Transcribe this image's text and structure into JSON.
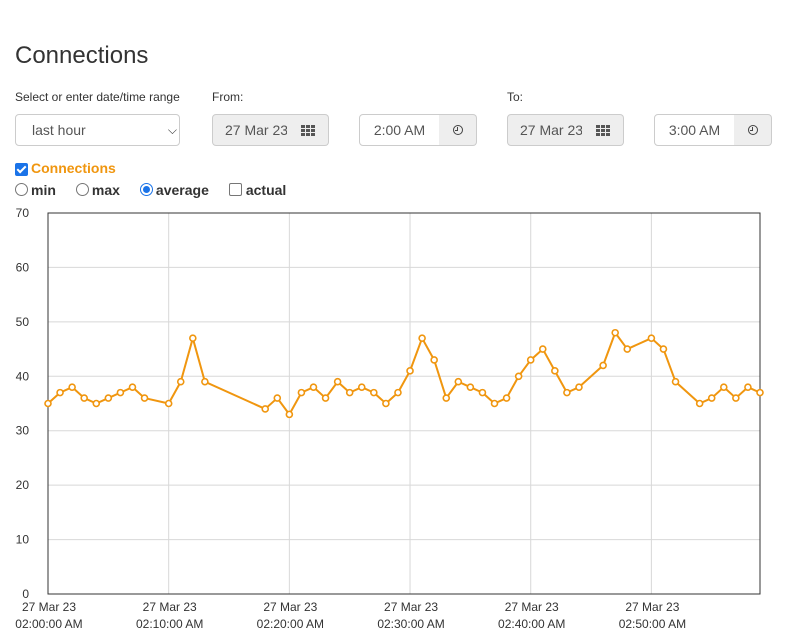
{
  "page": {
    "title": "Connections"
  },
  "range": {
    "label": "Select or enter date/time range",
    "selected": "last hour"
  },
  "from": {
    "label": "From:",
    "date": "27 Mar 23",
    "time": "2:00 AM"
  },
  "to": {
    "label": "To:",
    "date": "27 Mar 23",
    "time": "3:00 AM"
  },
  "series_toggle": {
    "label": "Connections",
    "checked": true
  },
  "options": {
    "min": "min",
    "max": "max",
    "average": "average",
    "actual": "actual",
    "selected": "average"
  },
  "colors": {
    "series": "#f0960f",
    "grid": "#d8d8d8",
    "radio": "#1a73e8"
  },
  "icons": {
    "date": "calendar-grid-icon",
    "time": "clock-icon",
    "select": "chevron-down-icon"
  },
  "chart_data": {
    "type": "line",
    "ylim": [
      0,
      70
    ],
    "yticks": [
      "0",
      "10",
      "20",
      "30",
      "40",
      "50",
      "60",
      "70"
    ],
    "xlim_minutes": [
      0,
      59
    ],
    "xticks": [
      {
        "minute": 0,
        "line1": "27 Mar 23",
        "line2": "02:00:00 AM"
      },
      {
        "minute": 10,
        "line1": "27 Mar 23",
        "line2": "02:10:00 AM"
      },
      {
        "minute": 20,
        "line1": "27 Mar 23",
        "line2": "02:20:00 AM"
      },
      {
        "minute": 30,
        "line1": "27 Mar 23",
        "line2": "02:30:00 AM"
      },
      {
        "minute": 40,
        "line1": "27 Mar 23",
        "line2": "02:40:00 AM"
      },
      {
        "minute": 50,
        "line1": "27 Mar 23",
        "line2": "02:50:00 AM"
      }
    ],
    "grid": true,
    "series": [
      {
        "x": [
          0,
          1,
          2,
          3,
          4,
          5,
          6,
          7,
          8,
          10,
          11,
          12,
          13,
          18,
          19,
          20,
          21,
          22,
          23,
          24,
          25,
          26,
          27,
          28,
          29,
          30,
          31,
          32,
          33,
          34,
          35,
          36,
          37,
          38,
          39,
          40,
          41,
          42,
          43,
          44,
          46,
          47,
          48,
          50,
          51,
          52,
          54,
          55,
          56,
          57,
          58,
          59
        ],
        "values": [
          35,
          37,
          38,
          36,
          35,
          36,
          37,
          38,
          36,
          35,
          39,
          47,
          39,
          34,
          36,
          33,
          37,
          38,
          36,
          39,
          37,
          38,
          37,
          35,
          37,
          41,
          47,
          43,
          36,
          39,
          38,
          37,
          35,
          36,
          40,
          43,
          45,
          41,
          37,
          38,
          42,
          48,
          45,
          47,
          45,
          39,
          35,
          36,
          38,
          36,
          38,
          37
        ]
      }
    ]
  }
}
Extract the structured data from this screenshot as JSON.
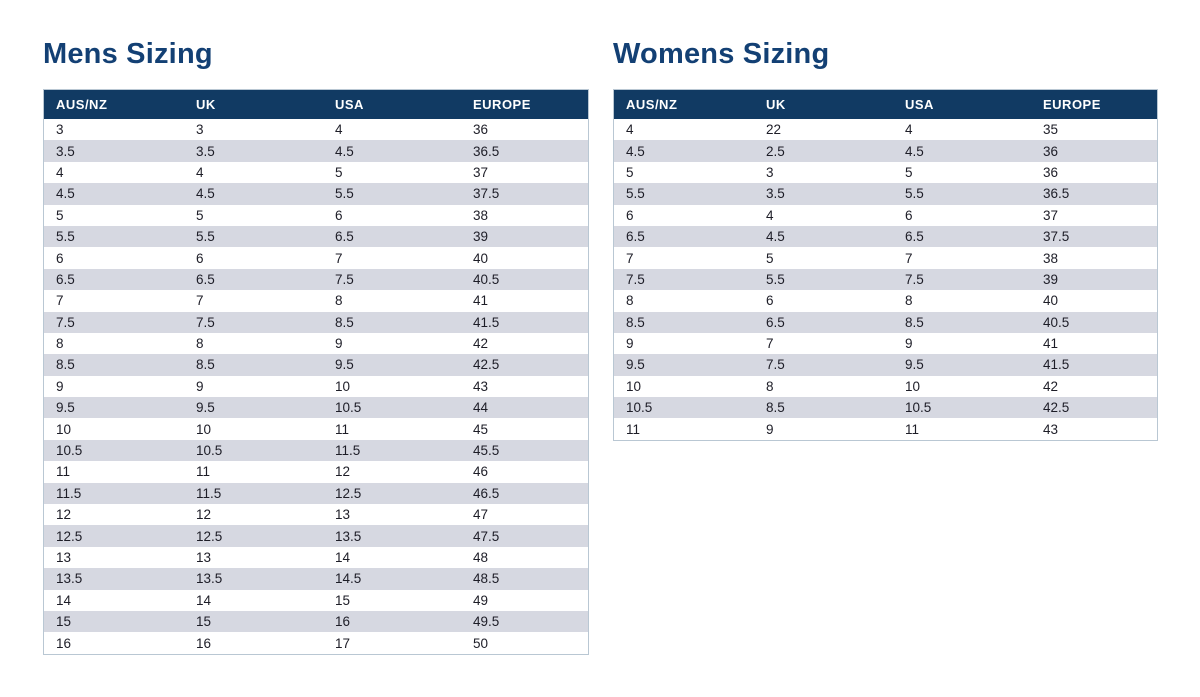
{
  "colors": {
    "header_bg": "#113a63",
    "header_text": "#ffffff",
    "title": "#134074",
    "stripe": "#d6d8e1",
    "border": "#b9c7d3",
    "cell_text": "#1d1d27",
    "page_bg": "#ffffff"
  },
  "tables": [
    {
      "id": "mens",
      "title": "Mens Sizing",
      "headers": [
        "AUS/NZ",
        "UK",
        "USA",
        "EUROPE"
      ],
      "rows": [
        [
          "3",
          "3",
          "4",
          "36"
        ],
        [
          "3.5",
          "3.5",
          "4.5",
          "36.5"
        ],
        [
          "4",
          "4",
          "5",
          "37"
        ],
        [
          "4.5",
          "4.5",
          "5.5",
          "37.5"
        ],
        [
          "5",
          "5",
          "6",
          "38"
        ],
        [
          "5.5",
          "5.5",
          "6.5",
          "39"
        ],
        [
          "6",
          "6",
          "7",
          "40"
        ],
        [
          "6.5",
          "6.5",
          "7.5",
          "40.5"
        ],
        [
          "7",
          "7",
          "8",
          "41"
        ],
        [
          "7.5",
          "7.5",
          "8.5",
          "41.5"
        ],
        [
          "8",
          "8",
          "9",
          "42"
        ],
        [
          "8.5",
          "8.5",
          "9.5",
          "42.5"
        ],
        [
          "9",
          "9",
          "10",
          "43"
        ],
        [
          "9.5",
          "9.5",
          "10.5",
          "44"
        ],
        [
          "10",
          "10",
          "11",
          "45"
        ],
        [
          "10.5",
          "10.5",
          "11.5",
          "45.5"
        ],
        [
          "11",
          "11",
          "12",
          "46"
        ],
        [
          "11.5",
          "11.5",
          "12.5",
          "46.5"
        ],
        [
          "12",
          "12",
          "13",
          "47"
        ],
        [
          "12.5",
          "12.5",
          "13.5",
          "47.5"
        ],
        [
          "13",
          "13",
          "14",
          "48"
        ],
        [
          "13.5",
          "13.5",
          "14.5",
          "48.5"
        ],
        [
          "14",
          "14",
          "15",
          "49"
        ],
        [
          "15",
          "15",
          "16",
          "49.5"
        ],
        [
          "16",
          "16",
          "17",
          "50"
        ]
      ]
    },
    {
      "id": "womens",
      "title": "Womens Sizing",
      "headers": [
        "AUS/NZ",
        "UK",
        "USA",
        "EUROPE"
      ],
      "rows": [
        [
          "4",
          "22",
          "4",
          "35"
        ],
        [
          "4.5",
          "2.5",
          "4.5",
          "36"
        ],
        [
          "5",
          "3",
          "5",
          "36"
        ],
        [
          "5.5",
          "3.5",
          "5.5",
          "36.5"
        ],
        [
          "6",
          "4",
          "6",
          "37"
        ],
        [
          "6.5",
          "4.5",
          "6.5",
          "37.5"
        ],
        [
          "7",
          "5",
          "7",
          "38"
        ],
        [
          "7.5",
          "5.5",
          "7.5",
          "39"
        ],
        [
          "8",
          "6",
          "8",
          "40"
        ],
        [
          "8.5",
          "6.5",
          "8.5",
          "40.5"
        ],
        [
          "9",
          "7",
          "9",
          "41"
        ],
        [
          "9.5",
          "7.5",
          "9.5",
          "41.5"
        ],
        [
          "10",
          "8",
          "10",
          "42"
        ],
        [
          "10.5",
          "8.5",
          "10.5",
          "42.5"
        ],
        [
          "11",
          "9",
          "11",
          "43"
        ]
      ]
    }
  ]
}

## SHORT PROBLEM:
Scan the material above for the string "date" and report each line where you find it.

## COMPLETE OUTPUT:
    "label": "Select or enter date/time range",
    "date": "27 Mar 23",
    "date": "27 Mar 23",
    "date": "calendar-grid-icon",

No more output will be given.